Print all the entries verbatim.

## start

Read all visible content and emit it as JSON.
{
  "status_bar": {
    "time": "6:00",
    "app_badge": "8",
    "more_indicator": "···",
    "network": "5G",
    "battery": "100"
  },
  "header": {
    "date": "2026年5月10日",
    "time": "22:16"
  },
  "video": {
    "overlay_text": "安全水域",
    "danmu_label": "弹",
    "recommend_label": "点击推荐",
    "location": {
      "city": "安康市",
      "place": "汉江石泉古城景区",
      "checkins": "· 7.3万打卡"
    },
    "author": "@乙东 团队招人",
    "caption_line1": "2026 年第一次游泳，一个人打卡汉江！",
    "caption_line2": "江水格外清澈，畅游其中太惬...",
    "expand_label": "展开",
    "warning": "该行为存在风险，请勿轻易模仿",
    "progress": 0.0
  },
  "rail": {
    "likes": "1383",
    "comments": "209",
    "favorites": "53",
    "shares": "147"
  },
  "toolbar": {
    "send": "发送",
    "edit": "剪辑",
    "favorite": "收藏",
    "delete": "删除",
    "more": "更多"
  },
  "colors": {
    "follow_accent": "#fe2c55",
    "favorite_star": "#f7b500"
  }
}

## end

Written solution =>
Read all visible content and emit it as JSON.
{
  "status_bar": {
    "time": "6:00",
    "app_badge": "8",
    "more_indicator": "···",
    "network": "5G",
    "battery": "100"
  },
  "header": {
    "date": "2026年5月10日",
    "time": "22:16"
  },
  "video": {
    "overlay_text": "安全水域",
    "danmu_label": "弹",
    "recommend_label": "点击推荐",
    "location": {
      "city": "安康市",
      "place": "汉江石泉古城景区",
      "checkins": "· 7.3万打卡"
    },
    "author": "@乙东 团队招人",
    "caption_line1": "2026 年第一次游泳，一个人打卡汉江！",
    "caption_line2": "江水格外清澈，畅游其中太惬...",
    "expand_label": "展开",
    "warning": "该行为存在风险，请勿轻易模仿",
    "progress": 0.0
  },
  "rail": {
    "likes": "1383",
    "comments": "209",
    "favorites": "53",
    "shares": "147"
  },
  "toolbar": {
    "send": "发送",
    "edit": "剪辑",
    "favorite": "收藏",
    "delete": "删除",
    "more": "更多"
  },
  "colors": {
    "follow_accent": "#fe2c55",
    "favorite_star": "#f7b500"
  }
}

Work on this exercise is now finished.